> **Challenge**
Output every entry exactly as written, skipping any pictures.

Extracted records:
******************************
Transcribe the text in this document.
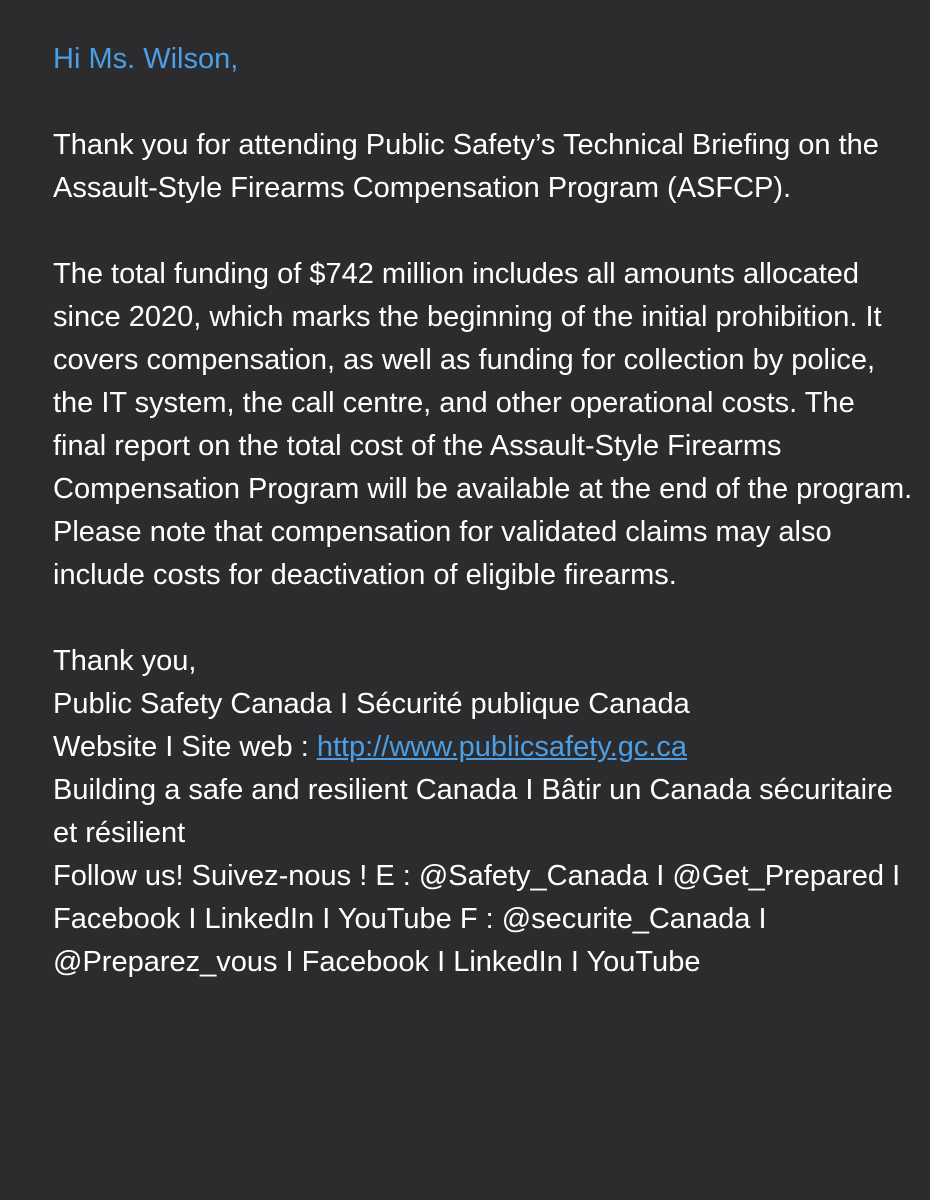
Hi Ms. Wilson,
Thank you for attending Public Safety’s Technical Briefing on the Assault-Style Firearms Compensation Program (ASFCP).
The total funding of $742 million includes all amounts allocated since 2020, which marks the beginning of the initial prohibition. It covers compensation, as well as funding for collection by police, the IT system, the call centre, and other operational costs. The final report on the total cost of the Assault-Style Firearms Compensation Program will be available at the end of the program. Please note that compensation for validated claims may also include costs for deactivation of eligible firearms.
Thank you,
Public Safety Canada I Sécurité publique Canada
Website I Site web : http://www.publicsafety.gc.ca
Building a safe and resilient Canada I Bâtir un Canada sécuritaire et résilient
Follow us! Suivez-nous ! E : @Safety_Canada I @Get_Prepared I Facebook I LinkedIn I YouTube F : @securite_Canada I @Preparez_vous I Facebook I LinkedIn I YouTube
******************************
> **Correct output**
Transcribe the text in this document.
Hi Ms. Wilson,
Thank you for attending Public Safety’s Technical Briefing on the Assault-Style Firearms Compensation Program (ASFCP).
The total funding of $742 million includes all amounts allocated since 2020, which marks the beginning of the initial prohibition. It covers compensation, as well as funding for collection by police, the IT system, the call centre, and other operational costs. The final report on the total cost of the Assault-Style Firearms Compensation Program will be available at the end of the program. Please note that compensation for validated claims may also include costs for deactivation of eligible firearms.
Thank you,
Public Safety Canada I Sécurité publique Canada
Website I Site web : http://www.publicsafety.gc.ca
Building a safe and resilient Canada I Bâtir un Canada sécuritaire et résilient
Follow us! Suivez-nous ! E : @Safety_Canada I @Get_Prepared I Facebook I LinkedIn I YouTube F : @securite_Canada I @Preparez_vous I Facebook I LinkedIn I YouTube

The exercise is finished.